## Work to complete
Select each line where the word "content" appears.

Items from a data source

___

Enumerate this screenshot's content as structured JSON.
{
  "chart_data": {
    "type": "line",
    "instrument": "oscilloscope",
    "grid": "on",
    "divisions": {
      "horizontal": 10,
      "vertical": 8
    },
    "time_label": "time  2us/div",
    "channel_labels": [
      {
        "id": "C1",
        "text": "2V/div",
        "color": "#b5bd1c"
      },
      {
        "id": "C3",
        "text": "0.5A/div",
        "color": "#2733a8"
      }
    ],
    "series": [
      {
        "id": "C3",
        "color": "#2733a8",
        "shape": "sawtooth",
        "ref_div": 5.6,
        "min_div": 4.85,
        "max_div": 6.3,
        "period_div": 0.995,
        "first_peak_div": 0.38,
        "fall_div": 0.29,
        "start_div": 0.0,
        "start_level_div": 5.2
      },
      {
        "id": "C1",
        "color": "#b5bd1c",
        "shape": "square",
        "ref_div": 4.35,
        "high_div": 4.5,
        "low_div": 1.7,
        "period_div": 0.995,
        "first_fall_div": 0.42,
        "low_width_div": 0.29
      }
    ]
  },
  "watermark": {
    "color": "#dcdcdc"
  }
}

___

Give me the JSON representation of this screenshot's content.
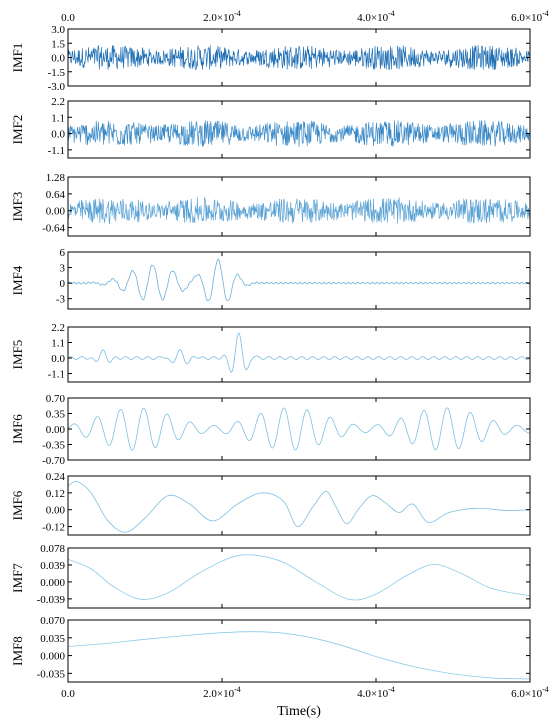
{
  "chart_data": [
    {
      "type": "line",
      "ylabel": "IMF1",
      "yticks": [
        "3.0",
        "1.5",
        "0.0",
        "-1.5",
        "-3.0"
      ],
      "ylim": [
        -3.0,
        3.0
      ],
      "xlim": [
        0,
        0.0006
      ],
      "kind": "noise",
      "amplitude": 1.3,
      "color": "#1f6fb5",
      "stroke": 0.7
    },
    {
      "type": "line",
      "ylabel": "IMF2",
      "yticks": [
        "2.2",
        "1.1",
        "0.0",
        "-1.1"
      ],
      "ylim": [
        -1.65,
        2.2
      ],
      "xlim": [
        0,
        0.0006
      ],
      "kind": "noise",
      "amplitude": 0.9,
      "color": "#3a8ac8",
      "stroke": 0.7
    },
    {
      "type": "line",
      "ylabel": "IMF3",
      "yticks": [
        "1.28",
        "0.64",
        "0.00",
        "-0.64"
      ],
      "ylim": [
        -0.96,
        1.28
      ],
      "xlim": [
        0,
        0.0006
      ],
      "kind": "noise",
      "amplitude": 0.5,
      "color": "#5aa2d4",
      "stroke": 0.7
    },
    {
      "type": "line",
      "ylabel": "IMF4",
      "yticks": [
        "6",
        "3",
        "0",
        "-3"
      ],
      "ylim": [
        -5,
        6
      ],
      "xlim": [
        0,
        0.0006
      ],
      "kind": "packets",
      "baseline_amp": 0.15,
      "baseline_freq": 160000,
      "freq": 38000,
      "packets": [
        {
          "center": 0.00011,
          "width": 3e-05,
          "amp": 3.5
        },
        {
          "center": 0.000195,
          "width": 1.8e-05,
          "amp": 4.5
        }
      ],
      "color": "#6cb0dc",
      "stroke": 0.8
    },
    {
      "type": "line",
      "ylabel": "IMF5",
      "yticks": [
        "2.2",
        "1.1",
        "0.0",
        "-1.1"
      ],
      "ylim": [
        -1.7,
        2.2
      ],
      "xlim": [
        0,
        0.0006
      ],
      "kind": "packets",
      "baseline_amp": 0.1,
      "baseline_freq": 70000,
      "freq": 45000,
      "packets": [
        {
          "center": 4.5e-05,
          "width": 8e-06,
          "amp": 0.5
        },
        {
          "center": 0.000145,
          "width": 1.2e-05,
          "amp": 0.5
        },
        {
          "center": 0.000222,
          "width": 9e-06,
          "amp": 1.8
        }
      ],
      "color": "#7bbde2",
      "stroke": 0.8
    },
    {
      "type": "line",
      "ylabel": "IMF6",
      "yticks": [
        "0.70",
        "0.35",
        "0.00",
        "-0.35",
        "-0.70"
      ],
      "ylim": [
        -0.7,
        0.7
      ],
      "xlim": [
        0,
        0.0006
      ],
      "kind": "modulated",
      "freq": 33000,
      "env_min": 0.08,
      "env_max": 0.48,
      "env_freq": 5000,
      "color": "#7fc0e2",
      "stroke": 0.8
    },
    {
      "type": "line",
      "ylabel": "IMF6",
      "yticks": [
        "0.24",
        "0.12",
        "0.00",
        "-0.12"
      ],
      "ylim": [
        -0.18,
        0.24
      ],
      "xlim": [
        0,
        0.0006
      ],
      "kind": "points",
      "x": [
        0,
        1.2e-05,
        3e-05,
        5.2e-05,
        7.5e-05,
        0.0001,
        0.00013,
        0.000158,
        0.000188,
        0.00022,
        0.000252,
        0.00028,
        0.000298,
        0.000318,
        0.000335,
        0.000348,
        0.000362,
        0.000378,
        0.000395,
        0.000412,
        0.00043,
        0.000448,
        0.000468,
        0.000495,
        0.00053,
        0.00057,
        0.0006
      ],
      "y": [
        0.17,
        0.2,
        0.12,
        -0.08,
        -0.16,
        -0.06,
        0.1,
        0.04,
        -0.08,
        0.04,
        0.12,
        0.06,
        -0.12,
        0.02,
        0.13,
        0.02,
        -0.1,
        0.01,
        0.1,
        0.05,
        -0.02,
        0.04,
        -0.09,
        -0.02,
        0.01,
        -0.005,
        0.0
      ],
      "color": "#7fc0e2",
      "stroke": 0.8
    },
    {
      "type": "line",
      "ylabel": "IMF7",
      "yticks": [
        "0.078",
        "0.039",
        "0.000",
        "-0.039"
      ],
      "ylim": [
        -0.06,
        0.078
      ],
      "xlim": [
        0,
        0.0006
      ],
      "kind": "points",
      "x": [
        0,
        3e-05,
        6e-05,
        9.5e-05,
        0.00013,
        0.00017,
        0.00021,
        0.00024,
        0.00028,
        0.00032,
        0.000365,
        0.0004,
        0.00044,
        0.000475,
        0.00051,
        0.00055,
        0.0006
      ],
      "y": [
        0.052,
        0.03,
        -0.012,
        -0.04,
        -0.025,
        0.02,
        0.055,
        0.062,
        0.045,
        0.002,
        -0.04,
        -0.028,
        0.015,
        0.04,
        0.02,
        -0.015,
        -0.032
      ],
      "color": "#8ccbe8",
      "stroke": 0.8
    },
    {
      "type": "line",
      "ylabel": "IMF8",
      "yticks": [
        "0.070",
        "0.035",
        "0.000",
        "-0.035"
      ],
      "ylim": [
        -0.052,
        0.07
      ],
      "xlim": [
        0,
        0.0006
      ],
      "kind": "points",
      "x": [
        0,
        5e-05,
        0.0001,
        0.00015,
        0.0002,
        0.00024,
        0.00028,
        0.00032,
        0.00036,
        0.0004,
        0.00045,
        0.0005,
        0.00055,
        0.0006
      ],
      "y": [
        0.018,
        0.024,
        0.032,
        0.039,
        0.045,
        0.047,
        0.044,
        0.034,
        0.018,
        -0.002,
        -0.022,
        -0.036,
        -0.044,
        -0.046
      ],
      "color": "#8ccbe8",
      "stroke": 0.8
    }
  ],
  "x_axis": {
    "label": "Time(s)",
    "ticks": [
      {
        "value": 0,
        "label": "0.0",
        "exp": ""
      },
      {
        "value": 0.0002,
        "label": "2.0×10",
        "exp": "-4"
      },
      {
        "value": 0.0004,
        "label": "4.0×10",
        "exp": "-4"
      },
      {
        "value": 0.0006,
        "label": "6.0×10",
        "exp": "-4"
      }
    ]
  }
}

___

## Result of this exercise
Enumerate this screenshot's content as structured JSON.
Give me the JSON representation of this screenshot's content.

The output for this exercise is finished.